● Excerpted data:
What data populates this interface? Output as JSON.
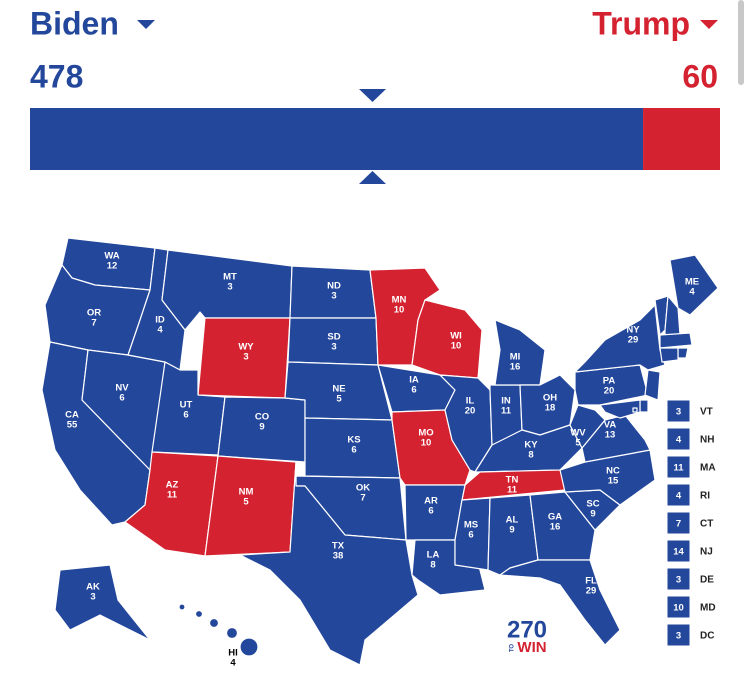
{
  "candidates": [
    {
      "name": "Biden",
      "votes": 478,
      "color": "#23479b"
    },
    {
      "name": "Trump",
      "votes": 60,
      "color": "#d42231"
    }
  ],
  "states": [
    {
      "abbr": "WA",
      "votes": 12,
      "winner": "Biden"
    },
    {
      "abbr": "OR",
      "votes": 7,
      "winner": "Biden"
    },
    {
      "abbr": "CA",
      "votes": 55,
      "winner": "Biden"
    },
    {
      "abbr": "NV",
      "votes": 6,
      "winner": "Biden"
    },
    {
      "abbr": "ID",
      "votes": 4,
      "winner": "Biden"
    },
    {
      "abbr": "MT",
      "votes": 3,
      "winner": "Biden"
    },
    {
      "abbr": "WY",
      "votes": 3,
      "winner": "Trump"
    },
    {
      "abbr": "UT",
      "votes": 6,
      "winner": "Biden"
    },
    {
      "abbr": "CO",
      "votes": 9,
      "winner": "Biden"
    },
    {
      "abbr": "AZ",
      "votes": 11,
      "winner": "Trump"
    },
    {
      "abbr": "NM",
      "votes": 5,
      "winner": "Trump"
    },
    {
      "abbr": "ND",
      "votes": 3,
      "winner": "Biden"
    },
    {
      "abbr": "SD",
      "votes": 3,
      "winner": "Biden"
    },
    {
      "abbr": "NE",
      "votes": 5,
      "winner": "Biden"
    },
    {
      "abbr": "KS",
      "votes": 6,
      "winner": "Biden"
    },
    {
      "abbr": "OK",
      "votes": 7,
      "winner": "Biden"
    },
    {
      "abbr": "TX",
      "votes": 38,
      "winner": "Biden"
    },
    {
      "abbr": "MN",
      "votes": 10,
      "winner": "Trump"
    },
    {
      "abbr": "IA",
      "votes": 6,
      "winner": "Biden"
    },
    {
      "abbr": "WI",
      "votes": 10,
      "winner": "Trump"
    },
    {
      "abbr": "MO",
      "votes": 10,
      "winner": "Trump"
    },
    {
      "abbr": "IL",
      "votes": 20,
      "winner": "Biden"
    },
    {
      "abbr": "IN",
      "votes": 11,
      "winner": "Biden"
    },
    {
      "abbr": "MI",
      "votes": 16,
      "winner": "Biden"
    },
    {
      "abbr": "OH",
      "votes": 18,
      "winner": "Biden"
    },
    {
      "abbr": "KY",
      "votes": 8,
      "winner": "Biden"
    },
    {
      "abbr": "TN",
      "votes": 11,
      "winner": "Trump"
    },
    {
      "abbr": "AR",
      "votes": 6,
      "winner": "Biden"
    },
    {
      "abbr": "LA",
      "votes": 8,
      "winner": "Biden"
    },
    {
      "abbr": "MS",
      "votes": 6,
      "winner": "Biden"
    },
    {
      "abbr": "AL",
      "votes": 9,
      "winner": "Biden"
    },
    {
      "abbr": "GA",
      "votes": 16,
      "winner": "Biden"
    },
    {
      "abbr": "FL",
      "votes": 29,
      "winner": "Biden"
    },
    {
      "abbr": "SC",
      "votes": 9,
      "winner": "Biden"
    },
    {
      "abbr": "NC",
      "votes": 15,
      "winner": "Biden"
    },
    {
      "abbr": "VA",
      "votes": 13,
      "winner": "Biden"
    },
    {
      "abbr": "WV",
      "votes": 5,
      "winner": "Biden"
    },
    {
      "abbr": "PA",
      "votes": 20,
      "winner": "Biden"
    },
    {
      "abbr": "NY",
      "votes": 29,
      "winner": "Biden"
    },
    {
      "abbr": "ME",
      "votes": 4,
      "winner": "Biden"
    },
    {
      "abbr": "AK",
      "votes": 3,
      "winner": "Biden"
    },
    {
      "abbr": "HI",
      "votes": 4,
      "winner": "Biden"
    }
  ],
  "small_states": [
    {
      "abbr": "VT",
      "votes": 3,
      "winner": "Biden"
    },
    {
      "abbr": "NH",
      "votes": 4,
      "winner": "Biden"
    },
    {
      "abbr": "MA",
      "votes": 11,
      "winner": "Biden"
    },
    {
      "abbr": "RI",
      "votes": 4,
      "winner": "Biden"
    },
    {
      "abbr": "CT",
      "votes": 7,
      "winner": "Biden"
    },
    {
      "abbr": "NJ",
      "votes": 14,
      "winner": "Biden"
    },
    {
      "abbr": "DE",
      "votes": 3,
      "winner": "Biden"
    },
    {
      "abbr": "MD",
      "votes": 10,
      "winner": "Biden"
    },
    {
      "abbr": "DC",
      "votes": 3,
      "winner": "Biden"
    }
  ],
  "logo": {
    "number": "270",
    "to": "TO",
    "win": "WIN"
  }
}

● Task statement: All records should be output exactly, with the pictures left out.

● Answer to this exercise:
What data populates this interface? Output as JSON.
{
  "candidates": [
    {
      "name": "Biden",
      "votes": 478,
      "color": "#23479b"
    },
    {
      "name": "Trump",
      "votes": 60,
      "color": "#d42231"
    }
  ],
  "states": [
    {
      "abbr": "WA",
      "votes": 12,
      "winner": "Biden"
    },
    {
      "abbr": "OR",
      "votes": 7,
      "winner": "Biden"
    },
    {
      "abbr": "CA",
      "votes": 55,
      "winner": "Biden"
    },
    {
      "abbr": "NV",
      "votes": 6,
      "winner": "Biden"
    },
    {
      "abbr": "ID",
      "votes": 4,
      "winner": "Biden"
    },
    {
      "abbr": "MT",
      "votes": 3,
      "winner": "Biden"
    },
    {
      "abbr": "WY",
      "votes": 3,
      "winner": "Trump"
    },
    {
      "abbr": "UT",
      "votes": 6,
      "winner": "Biden"
    },
    {
      "abbr": "CO",
      "votes": 9,
      "winner": "Biden"
    },
    {
      "abbr": "AZ",
      "votes": 11,
      "winner": "Trump"
    },
    {
      "abbr": "NM",
      "votes": 5,
      "winner": "Trump"
    },
    {
      "abbr": "ND",
      "votes": 3,
      "winner": "Biden"
    },
    {
      "abbr": "SD",
      "votes": 3,
      "winner": "Biden"
    },
    {
      "abbr": "NE",
      "votes": 5,
      "winner": "Biden"
    },
    {
      "abbr": "KS",
      "votes": 6,
      "winner": "Biden"
    },
    {
      "abbr": "OK",
      "votes": 7,
      "winner": "Biden"
    },
    {
      "abbr": "TX",
      "votes": 38,
      "winner": "Biden"
    },
    {
      "abbr": "MN",
      "votes": 10,
      "winner": "Trump"
    },
    {
      "abbr": "IA",
      "votes": 6,
      "winner": "Biden"
    },
    {
      "abbr": "WI",
      "votes": 10,
      "winner": "Trump"
    },
    {
      "abbr": "MO",
      "votes": 10,
      "winner": "Trump"
    },
    {
      "abbr": "IL",
      "votes": 20,
      "winner": "Biden"
    },
    {
      "abbr": "IN",
      "votes": 11,
      "winner": "Biden"
    },
    {
      "abbr": "MI",
      "votes": 16,
      "winner": "Biden"
    },
    {
      "abbr": "OH",
      "votes": 18,
      "winner": "Biden"
    },
    {
      "abbr": "KY",
      "votes": 8,
      "winner": "Biden"
    },
    {
      "abbr": "TN",
      "votes": 11,
      "winner": "Trump"
    },
    {
      "abbr": "AR",
      "votes": 6,
      "winner": "Biden"
    },
    {
      "abbr": "LA",
      "votes": 8,
      "winner": "Biden"
    },
    {
      "abbr": "MS",
      "votes": 6,
      "winner": "Biden"
    },
    {
      "abbr": "AL",
      "votes": 9,
      "winner": "Biden"
    },
    {
      "abbr": "GA",
      "votes": 16,
      "winner": "Biden"
    },
    {
      "abbr": "FL",
      "votes": 29,
      "winner": "Biden"
    },
    {
      "abbr": "SC",
      "votes": 9,
      "winner": "Biden"
    },
    {
      "abbr": "NC",
      "votes": 15,
      "winner": "Biden"
    },
    {
      "abbr": "VA",
      "votes": 13,
      "winner": "Biden"
    },
    {
      "abbr": "WV",
      "votes": 5,
      "winner": "Biden"
    },
    {
      "abbr": "PA",
      "votes": 20,
      "winner": "Biden"
    },
    {
      "abbr": "NY",
      "votes": 29,
      "winner": "Biden"
    },
    {
      "abbr": "ME",
      "votes": 4,
      "winner": "Biden"
    },
    {
      "abbr": "AK",
      "votes": 3,
      "winner": "Biden"
    },
    {
      "abbr": "HI",
      "votes": 4,
      "winner": "Biden"
    }
  ],
  "small_states": [
    {
      "abbr": "VT",
      "votes": 3,
      "winner": "Biden"
    },
    {
      "abbr": "NH",
      "votes": 4,
      "winner": "Biden"
    },
    {
      "abbr": "MA",
      "votes": 11,
      "winner": "Biden"
    },
    {
      "abbr": "RI",
      "votes": 4,
      "winner": "Biden"
    },
    {
      "abbr": "CT",
      "votes": 7,
      "winner": "Biden"
    },
    {
      "abbr": "NJ",
      "votes": 14,
      "winner": "Biden"
    },
    {
      "abbr": "DE",
      "votes": 3,
      "winner": "Biden"
    },
    {
      "abbr": "MD",
      "votes": 10,
      "winner": "Biden"
    },
    {
      "abbr": "DC",
      "votes": 3,
      "winner": "Biden"
    }
  ],
  "logo": {
    "number": "270",
    "to": "TO",
    "win": "WIN"
  }
}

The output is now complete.